Challenge => List each line holding the string "this".

Material =>
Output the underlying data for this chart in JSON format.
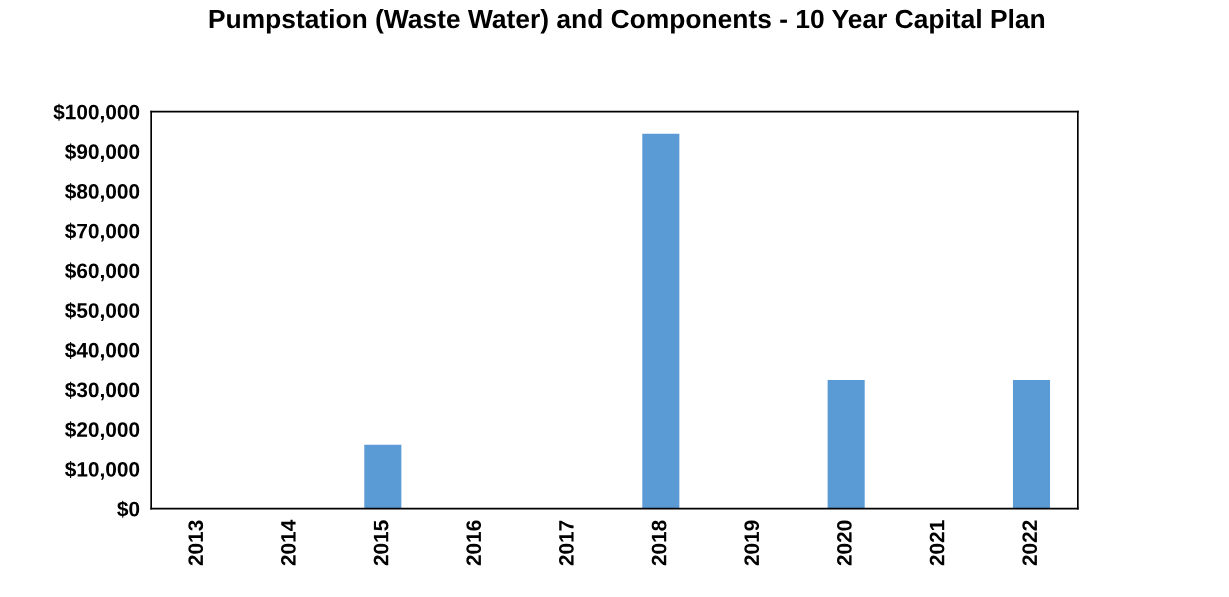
{
  "chart_data": {
    "type": "bar",
    "title": "Pumpstation (Waste Water) and Components - 10 Year Capital Plan",
    "categories": [
      "2013",
      "2014",
      "2015",
      "2016",
      "2017",
      "2018",
      "2019",
      "2020",
      "2021",
      "2022"
    ],
    "values": [
      0,
      0,
      16100,
      0,
      0,
      94400,
      0,
      32400,
      0,
      32400
    ],
    "color": "#5b9bd5",
    "ylim": [
      0,
      100000
    ],
    "yticks": [
      {
        "value": 0,
        "label": "$0"
      },
      {
        "value": 10000,
        "label": "$10,000"
      },
      {
        "value": 20000,
        "label": "$20,000"
      },
      {
        "value": 30000,
        "label": "$30,000"
      },
      {
        "value": 40000,
        "label": "$40,000"
      },
      {
        "value": 50000,
        "label": "$50,000"
      },
      {
        "value": 60000,
        "label": "$60,000"
      },
      {
        "value": 70000,
        "label": "$70,000"
      },
      {
        "value": 80000,
        "label": "$80,000"
      },
      {
        "value": 90000,
        "label": "$90,000"
      },
      {
        "value": 100000,
        "label": "$100,000"
      }
    ],
    "grid": false
  }
}
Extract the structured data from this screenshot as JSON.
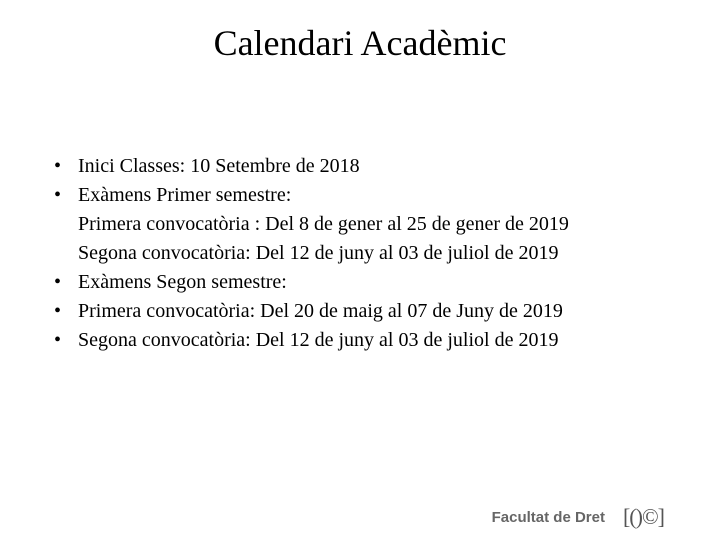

The completed task =>
Output the underlying data for this chart in JSON format.
Extract the structured data from this screenshot as JSON.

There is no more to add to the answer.